▶ **Description of the task**:
Where the string "annotations" occurs in the material below, report the whole line.

### The input

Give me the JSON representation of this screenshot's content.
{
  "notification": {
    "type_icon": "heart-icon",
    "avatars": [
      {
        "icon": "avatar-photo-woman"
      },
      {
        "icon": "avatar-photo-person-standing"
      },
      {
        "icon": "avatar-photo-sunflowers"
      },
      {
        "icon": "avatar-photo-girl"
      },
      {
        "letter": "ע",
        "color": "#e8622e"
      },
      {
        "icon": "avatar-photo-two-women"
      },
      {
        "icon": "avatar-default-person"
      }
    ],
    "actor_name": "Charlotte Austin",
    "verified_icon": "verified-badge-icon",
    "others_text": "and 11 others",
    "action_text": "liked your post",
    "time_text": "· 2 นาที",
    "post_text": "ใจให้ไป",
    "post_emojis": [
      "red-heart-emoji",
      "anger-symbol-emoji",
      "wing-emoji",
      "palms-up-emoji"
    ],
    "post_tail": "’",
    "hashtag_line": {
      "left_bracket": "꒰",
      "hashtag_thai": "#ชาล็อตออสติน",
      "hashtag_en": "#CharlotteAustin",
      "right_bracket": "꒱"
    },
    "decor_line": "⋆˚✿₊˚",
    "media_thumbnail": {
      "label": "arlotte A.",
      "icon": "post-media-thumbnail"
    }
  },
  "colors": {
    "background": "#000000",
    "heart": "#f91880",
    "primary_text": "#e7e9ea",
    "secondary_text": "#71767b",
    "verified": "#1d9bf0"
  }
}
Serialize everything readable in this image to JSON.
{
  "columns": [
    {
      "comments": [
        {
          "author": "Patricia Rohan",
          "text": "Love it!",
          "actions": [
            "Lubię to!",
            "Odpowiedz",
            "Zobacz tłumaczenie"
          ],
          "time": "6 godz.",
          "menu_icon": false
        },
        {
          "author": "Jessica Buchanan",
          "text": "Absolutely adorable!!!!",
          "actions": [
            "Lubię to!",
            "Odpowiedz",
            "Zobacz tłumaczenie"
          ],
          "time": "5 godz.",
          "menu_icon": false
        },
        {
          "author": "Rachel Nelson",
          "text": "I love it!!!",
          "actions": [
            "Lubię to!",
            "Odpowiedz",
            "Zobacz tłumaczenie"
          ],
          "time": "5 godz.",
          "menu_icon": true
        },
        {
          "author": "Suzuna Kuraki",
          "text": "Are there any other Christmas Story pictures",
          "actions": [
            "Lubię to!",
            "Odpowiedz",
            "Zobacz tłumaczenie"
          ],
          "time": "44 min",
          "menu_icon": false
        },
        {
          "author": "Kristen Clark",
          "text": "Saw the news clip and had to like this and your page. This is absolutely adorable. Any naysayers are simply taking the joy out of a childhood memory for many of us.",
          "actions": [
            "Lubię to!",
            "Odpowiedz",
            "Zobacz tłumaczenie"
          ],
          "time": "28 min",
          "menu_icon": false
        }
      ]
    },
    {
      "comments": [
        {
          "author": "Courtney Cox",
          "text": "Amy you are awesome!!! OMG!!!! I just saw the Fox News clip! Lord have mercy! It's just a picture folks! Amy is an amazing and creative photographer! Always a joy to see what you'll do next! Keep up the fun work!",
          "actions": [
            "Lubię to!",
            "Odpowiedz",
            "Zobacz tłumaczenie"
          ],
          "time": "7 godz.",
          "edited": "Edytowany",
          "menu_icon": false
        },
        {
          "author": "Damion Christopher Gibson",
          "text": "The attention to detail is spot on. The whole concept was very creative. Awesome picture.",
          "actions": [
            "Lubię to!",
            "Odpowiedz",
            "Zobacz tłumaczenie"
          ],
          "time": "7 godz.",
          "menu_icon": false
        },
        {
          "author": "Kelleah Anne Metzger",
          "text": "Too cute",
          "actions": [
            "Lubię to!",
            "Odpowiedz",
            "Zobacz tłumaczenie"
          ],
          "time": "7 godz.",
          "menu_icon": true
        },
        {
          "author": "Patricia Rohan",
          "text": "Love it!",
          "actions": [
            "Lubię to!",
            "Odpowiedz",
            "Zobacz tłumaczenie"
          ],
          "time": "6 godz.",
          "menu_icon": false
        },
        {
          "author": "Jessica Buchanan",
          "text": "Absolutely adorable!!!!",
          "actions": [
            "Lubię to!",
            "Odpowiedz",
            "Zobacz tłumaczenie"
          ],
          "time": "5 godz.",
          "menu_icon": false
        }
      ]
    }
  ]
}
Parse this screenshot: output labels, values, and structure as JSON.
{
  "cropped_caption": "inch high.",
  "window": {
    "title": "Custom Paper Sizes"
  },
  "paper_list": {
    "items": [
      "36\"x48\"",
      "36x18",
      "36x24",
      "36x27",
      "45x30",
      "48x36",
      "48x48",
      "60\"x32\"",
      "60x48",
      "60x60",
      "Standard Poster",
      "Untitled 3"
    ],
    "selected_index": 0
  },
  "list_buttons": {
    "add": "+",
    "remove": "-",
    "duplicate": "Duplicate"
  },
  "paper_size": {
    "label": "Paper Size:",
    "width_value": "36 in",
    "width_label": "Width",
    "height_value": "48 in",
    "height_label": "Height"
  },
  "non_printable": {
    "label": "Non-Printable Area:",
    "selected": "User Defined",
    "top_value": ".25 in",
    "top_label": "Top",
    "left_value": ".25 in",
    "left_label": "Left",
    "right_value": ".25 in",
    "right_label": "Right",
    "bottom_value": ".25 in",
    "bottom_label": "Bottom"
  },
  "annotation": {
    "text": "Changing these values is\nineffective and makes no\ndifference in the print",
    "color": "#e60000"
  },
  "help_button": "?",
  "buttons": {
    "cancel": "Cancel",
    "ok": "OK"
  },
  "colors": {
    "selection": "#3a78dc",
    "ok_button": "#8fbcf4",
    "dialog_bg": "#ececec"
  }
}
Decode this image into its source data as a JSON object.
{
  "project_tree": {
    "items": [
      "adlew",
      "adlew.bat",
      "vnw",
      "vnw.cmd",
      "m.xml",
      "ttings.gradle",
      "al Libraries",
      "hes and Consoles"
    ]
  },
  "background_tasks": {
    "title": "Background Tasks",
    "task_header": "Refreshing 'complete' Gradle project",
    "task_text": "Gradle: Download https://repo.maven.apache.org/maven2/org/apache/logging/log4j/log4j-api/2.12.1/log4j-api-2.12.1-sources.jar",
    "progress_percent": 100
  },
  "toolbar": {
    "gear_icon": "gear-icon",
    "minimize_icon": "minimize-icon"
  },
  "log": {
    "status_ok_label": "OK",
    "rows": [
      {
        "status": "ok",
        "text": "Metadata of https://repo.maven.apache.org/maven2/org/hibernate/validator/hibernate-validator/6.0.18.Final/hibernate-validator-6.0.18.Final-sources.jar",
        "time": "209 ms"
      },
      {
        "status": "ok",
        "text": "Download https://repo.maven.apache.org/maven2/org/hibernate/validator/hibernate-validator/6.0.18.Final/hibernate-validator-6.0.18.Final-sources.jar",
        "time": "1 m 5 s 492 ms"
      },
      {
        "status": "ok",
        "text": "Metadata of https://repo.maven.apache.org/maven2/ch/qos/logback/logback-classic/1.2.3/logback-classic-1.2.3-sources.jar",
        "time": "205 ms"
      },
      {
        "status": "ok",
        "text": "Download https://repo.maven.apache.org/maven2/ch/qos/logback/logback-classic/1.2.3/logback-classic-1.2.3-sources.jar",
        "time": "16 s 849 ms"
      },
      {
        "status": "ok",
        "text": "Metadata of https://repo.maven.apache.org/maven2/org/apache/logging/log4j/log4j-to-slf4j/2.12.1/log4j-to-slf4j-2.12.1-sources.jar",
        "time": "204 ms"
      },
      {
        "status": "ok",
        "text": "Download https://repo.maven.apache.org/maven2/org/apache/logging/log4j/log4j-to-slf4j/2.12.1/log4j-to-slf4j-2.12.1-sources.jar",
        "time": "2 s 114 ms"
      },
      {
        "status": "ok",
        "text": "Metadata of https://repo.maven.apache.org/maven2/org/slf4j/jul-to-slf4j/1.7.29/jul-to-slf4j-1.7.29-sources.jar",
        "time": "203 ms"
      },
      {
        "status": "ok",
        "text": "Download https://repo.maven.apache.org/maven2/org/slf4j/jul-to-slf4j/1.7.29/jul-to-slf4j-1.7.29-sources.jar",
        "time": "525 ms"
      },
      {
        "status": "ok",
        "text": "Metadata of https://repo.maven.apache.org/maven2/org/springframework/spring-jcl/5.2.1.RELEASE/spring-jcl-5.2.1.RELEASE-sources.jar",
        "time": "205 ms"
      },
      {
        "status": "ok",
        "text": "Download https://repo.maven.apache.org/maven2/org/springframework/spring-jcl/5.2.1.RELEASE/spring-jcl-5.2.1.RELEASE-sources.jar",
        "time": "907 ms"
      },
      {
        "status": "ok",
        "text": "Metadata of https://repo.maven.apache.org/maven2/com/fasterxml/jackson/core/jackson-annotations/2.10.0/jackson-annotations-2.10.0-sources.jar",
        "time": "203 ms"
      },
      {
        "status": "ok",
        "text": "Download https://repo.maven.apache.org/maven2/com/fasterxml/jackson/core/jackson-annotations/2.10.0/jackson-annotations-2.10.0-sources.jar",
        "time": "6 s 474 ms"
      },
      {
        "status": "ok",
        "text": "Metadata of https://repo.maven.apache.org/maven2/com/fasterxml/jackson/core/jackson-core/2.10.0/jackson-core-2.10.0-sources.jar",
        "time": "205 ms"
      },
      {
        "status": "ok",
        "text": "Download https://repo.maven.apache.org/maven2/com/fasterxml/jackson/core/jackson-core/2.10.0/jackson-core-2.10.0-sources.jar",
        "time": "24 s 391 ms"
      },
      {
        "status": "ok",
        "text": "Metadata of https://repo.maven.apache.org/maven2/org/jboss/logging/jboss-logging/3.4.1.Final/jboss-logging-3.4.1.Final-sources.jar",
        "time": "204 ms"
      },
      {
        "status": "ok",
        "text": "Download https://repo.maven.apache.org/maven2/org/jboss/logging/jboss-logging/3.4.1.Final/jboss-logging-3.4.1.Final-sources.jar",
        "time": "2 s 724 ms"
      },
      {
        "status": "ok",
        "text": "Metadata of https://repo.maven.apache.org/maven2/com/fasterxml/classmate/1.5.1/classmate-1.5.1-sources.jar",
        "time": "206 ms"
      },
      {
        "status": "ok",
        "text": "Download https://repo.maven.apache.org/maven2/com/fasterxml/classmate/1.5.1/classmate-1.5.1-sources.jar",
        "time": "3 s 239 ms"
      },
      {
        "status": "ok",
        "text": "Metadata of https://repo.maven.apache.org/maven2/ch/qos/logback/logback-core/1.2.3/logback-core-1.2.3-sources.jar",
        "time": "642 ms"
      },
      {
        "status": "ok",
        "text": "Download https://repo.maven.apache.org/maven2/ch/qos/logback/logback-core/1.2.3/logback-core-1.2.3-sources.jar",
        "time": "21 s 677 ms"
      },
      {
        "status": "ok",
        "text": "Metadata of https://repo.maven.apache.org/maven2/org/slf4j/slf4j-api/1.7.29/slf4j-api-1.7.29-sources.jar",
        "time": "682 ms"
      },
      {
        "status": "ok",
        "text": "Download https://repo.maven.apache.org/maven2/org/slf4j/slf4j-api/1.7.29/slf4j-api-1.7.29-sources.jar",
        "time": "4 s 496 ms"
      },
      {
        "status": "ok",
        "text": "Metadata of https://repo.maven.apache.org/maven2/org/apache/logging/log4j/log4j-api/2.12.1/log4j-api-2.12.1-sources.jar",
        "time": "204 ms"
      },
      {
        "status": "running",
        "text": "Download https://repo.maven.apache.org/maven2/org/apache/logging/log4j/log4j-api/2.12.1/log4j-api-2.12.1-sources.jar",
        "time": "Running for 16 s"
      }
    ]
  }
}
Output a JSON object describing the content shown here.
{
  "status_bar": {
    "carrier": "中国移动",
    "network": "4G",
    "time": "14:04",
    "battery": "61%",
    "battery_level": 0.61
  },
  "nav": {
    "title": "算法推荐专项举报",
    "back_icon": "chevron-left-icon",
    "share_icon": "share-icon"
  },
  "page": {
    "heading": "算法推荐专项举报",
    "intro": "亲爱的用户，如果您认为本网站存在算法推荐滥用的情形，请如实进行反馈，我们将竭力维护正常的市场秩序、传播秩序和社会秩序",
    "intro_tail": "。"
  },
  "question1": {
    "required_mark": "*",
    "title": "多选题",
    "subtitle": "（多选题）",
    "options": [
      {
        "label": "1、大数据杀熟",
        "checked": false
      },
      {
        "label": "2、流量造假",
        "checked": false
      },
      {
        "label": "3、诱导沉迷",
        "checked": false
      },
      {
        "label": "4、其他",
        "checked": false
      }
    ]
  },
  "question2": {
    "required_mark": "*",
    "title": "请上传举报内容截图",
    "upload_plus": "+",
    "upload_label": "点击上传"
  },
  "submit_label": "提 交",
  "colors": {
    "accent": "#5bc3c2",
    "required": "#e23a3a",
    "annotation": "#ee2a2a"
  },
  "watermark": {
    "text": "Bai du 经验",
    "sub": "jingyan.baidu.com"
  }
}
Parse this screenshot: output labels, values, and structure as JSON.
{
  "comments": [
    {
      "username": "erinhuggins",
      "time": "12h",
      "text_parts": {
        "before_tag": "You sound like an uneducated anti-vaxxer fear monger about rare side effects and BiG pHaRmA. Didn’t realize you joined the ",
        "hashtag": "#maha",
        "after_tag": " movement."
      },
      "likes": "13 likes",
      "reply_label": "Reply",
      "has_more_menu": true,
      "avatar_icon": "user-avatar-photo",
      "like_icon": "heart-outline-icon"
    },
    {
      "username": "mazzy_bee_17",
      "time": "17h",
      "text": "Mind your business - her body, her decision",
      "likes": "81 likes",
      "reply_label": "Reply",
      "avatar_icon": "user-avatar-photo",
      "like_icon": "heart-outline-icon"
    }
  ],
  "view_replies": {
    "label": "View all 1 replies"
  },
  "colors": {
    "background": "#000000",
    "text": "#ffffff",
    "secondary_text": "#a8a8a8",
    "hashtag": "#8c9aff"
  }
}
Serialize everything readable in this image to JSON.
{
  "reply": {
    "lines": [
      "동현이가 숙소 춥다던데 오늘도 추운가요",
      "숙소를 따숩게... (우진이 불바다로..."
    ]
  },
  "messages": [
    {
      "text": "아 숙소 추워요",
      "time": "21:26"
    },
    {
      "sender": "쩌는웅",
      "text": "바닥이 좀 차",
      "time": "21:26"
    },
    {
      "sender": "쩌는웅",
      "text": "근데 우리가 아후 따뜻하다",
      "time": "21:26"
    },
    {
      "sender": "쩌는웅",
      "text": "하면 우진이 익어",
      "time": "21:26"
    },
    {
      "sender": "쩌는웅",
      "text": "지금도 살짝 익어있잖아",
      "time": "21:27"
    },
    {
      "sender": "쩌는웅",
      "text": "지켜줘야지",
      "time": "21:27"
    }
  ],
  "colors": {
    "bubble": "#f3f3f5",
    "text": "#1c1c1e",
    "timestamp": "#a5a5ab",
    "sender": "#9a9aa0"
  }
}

######

▶ **Answer to the problem**:
        "text": "Metadata of https://repo.maven.apache.org/maven2/com/fasterxml/jackson/core/jackson-annotations/2.10.0/jackson-annotations-2.10.0-sources.jar",
        "text": "Download https://repo.maven.apache.org/maven2/com/fasterxml/jackson/core/jackson-annotations/2.10.0/jackson-annotations-2.10.0-sources.jar",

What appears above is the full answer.